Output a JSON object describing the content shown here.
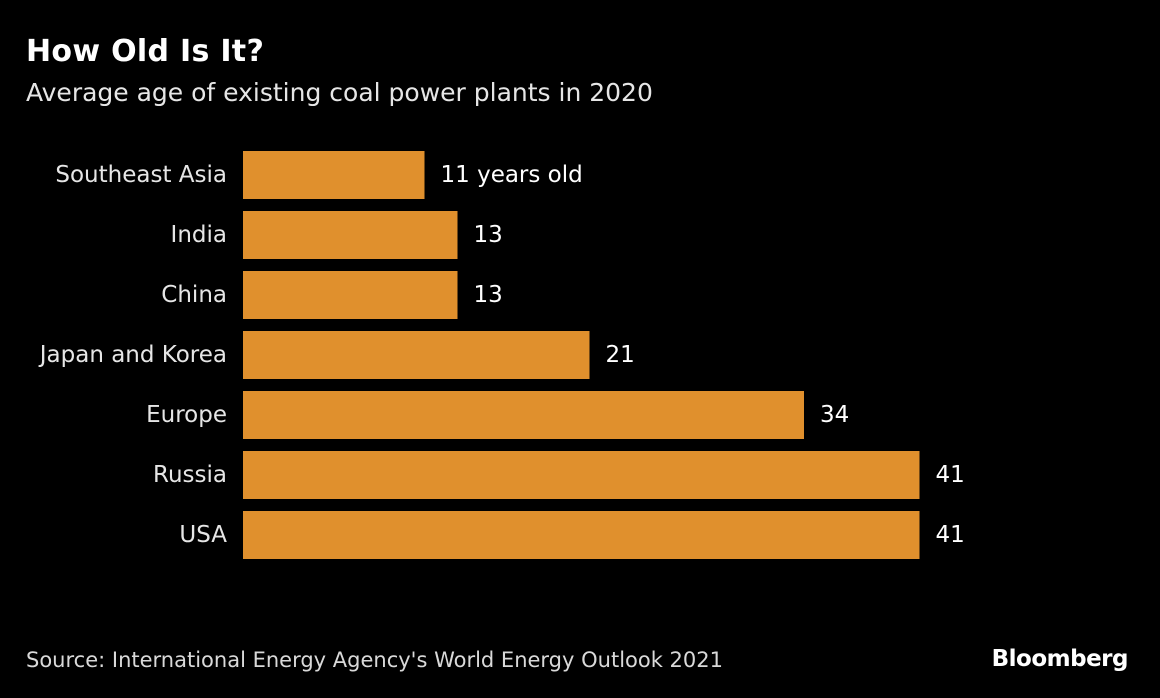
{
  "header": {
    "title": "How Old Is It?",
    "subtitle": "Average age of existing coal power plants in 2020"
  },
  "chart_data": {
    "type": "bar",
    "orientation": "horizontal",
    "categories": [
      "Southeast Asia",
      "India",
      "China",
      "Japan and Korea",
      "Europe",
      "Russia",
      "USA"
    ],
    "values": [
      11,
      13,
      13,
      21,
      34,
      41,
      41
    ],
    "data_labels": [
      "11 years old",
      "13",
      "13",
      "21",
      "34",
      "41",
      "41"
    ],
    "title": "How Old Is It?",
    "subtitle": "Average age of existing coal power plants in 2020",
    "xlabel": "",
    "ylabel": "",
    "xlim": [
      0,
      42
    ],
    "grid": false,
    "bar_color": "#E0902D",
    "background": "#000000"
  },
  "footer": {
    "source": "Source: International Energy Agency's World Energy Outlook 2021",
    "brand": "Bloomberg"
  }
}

- - - -

> YOUR OBJECTIVE
The lines to collect are those holding the string "coal"; copy them all.

> REPLY
    "subtitle": "Average age of existing coal power plants in 2020"
    "subtitle": "Average age of existing coal power plants in 2020",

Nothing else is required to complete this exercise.